• _REQUIRED ACTION_
Look through the lines below for the word "請大人陪伴並細嚼慢嚥", and copy every line that has it.

• _DATA RECORDS_
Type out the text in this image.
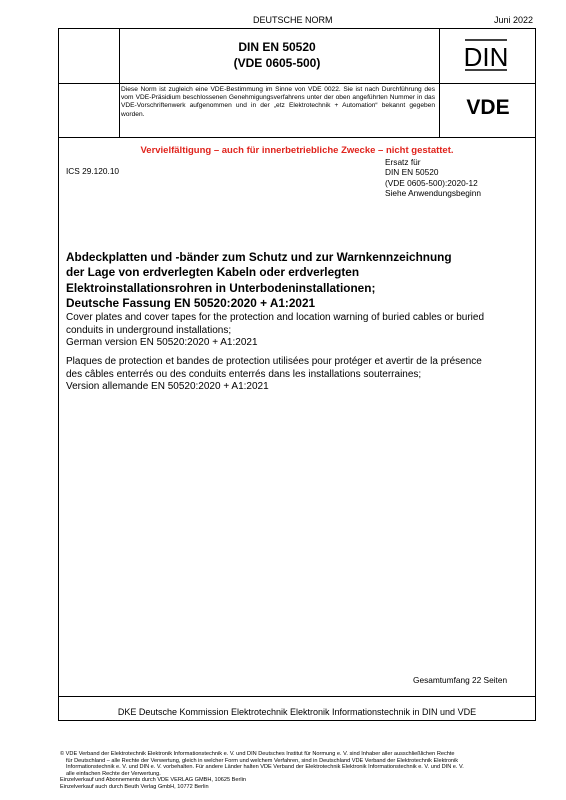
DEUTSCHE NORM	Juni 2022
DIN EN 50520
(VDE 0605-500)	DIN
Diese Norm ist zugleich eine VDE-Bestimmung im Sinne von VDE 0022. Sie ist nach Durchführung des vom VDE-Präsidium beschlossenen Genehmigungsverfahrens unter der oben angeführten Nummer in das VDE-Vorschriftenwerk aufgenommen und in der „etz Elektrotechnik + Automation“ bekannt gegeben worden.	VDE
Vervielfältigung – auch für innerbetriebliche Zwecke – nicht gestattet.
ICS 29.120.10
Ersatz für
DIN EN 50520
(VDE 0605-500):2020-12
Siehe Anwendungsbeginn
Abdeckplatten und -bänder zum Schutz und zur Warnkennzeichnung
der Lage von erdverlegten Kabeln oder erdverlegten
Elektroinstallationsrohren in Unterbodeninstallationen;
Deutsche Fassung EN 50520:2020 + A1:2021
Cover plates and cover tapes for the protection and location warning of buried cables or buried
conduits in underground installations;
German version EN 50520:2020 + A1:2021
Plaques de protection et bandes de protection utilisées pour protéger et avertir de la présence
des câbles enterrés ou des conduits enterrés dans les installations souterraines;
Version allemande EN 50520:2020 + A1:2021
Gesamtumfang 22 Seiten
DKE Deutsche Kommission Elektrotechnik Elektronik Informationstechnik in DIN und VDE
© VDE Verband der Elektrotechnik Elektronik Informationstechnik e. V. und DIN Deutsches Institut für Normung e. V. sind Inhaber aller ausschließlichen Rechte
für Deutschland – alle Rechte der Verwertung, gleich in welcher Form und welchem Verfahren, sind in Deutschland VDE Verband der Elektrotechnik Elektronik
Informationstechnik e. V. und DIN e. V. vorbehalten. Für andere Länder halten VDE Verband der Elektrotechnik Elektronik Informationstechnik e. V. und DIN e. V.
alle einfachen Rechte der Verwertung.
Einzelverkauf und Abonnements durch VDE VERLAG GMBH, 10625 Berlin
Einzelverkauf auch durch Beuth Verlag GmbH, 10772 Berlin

* * *

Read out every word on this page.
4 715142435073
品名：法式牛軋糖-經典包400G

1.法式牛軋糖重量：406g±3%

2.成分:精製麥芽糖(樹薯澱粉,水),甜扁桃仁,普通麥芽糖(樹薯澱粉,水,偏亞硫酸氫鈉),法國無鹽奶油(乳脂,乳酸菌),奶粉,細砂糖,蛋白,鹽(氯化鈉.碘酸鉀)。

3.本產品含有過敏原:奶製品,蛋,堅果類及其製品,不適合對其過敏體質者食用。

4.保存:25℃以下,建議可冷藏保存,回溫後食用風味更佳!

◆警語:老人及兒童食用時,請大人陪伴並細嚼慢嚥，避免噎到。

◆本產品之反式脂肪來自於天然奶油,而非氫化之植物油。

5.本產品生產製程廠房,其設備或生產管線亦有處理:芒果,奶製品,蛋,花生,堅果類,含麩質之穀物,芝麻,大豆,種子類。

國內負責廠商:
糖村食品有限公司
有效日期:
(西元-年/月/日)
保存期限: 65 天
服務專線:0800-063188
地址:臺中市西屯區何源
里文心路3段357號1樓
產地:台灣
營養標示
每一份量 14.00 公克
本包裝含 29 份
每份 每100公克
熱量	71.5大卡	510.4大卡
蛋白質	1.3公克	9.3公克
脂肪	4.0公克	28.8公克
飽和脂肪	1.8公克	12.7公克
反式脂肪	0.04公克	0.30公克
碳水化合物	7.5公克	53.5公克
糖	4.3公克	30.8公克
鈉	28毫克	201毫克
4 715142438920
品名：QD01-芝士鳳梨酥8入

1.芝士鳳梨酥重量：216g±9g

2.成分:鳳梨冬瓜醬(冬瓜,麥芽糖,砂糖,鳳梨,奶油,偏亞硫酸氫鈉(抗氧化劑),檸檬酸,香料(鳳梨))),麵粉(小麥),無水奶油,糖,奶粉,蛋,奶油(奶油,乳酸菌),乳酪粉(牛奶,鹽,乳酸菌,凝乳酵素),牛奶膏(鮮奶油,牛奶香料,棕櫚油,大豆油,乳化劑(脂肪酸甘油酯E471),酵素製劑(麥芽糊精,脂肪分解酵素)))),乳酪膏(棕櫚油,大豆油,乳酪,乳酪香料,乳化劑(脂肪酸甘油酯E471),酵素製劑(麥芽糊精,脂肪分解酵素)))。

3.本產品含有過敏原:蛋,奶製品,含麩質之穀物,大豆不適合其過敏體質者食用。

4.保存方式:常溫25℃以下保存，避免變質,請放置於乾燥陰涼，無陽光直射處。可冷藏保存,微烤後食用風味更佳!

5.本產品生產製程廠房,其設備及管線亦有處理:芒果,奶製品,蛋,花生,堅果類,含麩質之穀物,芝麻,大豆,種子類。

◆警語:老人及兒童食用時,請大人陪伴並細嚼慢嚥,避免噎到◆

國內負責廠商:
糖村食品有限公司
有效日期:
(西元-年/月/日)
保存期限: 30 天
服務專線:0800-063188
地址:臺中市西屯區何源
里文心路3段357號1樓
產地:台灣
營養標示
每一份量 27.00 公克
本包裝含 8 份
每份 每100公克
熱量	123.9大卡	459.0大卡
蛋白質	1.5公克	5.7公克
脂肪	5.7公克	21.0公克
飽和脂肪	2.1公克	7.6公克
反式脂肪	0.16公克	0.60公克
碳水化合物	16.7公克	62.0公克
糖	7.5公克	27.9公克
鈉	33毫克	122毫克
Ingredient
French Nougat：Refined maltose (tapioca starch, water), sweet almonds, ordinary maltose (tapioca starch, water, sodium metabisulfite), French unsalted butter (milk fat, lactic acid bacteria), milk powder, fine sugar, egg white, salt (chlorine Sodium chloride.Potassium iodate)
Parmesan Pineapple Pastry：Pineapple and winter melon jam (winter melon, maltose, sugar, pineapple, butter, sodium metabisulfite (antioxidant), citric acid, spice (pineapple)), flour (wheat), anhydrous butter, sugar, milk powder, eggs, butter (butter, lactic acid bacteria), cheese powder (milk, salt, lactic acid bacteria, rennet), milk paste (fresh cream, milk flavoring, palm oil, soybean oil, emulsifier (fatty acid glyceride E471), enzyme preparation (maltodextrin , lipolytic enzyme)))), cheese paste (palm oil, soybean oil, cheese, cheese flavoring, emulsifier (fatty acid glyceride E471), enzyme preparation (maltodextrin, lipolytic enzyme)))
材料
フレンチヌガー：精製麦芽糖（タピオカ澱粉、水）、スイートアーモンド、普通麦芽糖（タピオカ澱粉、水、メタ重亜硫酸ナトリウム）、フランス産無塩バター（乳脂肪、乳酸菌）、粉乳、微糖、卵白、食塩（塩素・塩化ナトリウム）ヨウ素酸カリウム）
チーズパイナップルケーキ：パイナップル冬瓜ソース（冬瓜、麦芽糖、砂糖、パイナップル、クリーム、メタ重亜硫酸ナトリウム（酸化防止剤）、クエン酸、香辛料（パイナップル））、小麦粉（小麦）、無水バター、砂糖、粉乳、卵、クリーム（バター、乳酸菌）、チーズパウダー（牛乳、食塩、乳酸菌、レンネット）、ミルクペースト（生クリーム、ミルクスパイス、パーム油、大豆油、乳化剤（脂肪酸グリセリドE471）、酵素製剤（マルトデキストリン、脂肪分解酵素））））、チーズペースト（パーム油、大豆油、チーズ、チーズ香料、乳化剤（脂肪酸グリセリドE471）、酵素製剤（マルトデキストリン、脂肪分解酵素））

• _ANSWER BELOW_
◆警語:老人及兒童食用時,請大人陪伴並細嚼慢嚥，避免噎到。
◆警語:老人及兒童食用時,請大人陪伴並細嚼慢嚥,避免噎到◆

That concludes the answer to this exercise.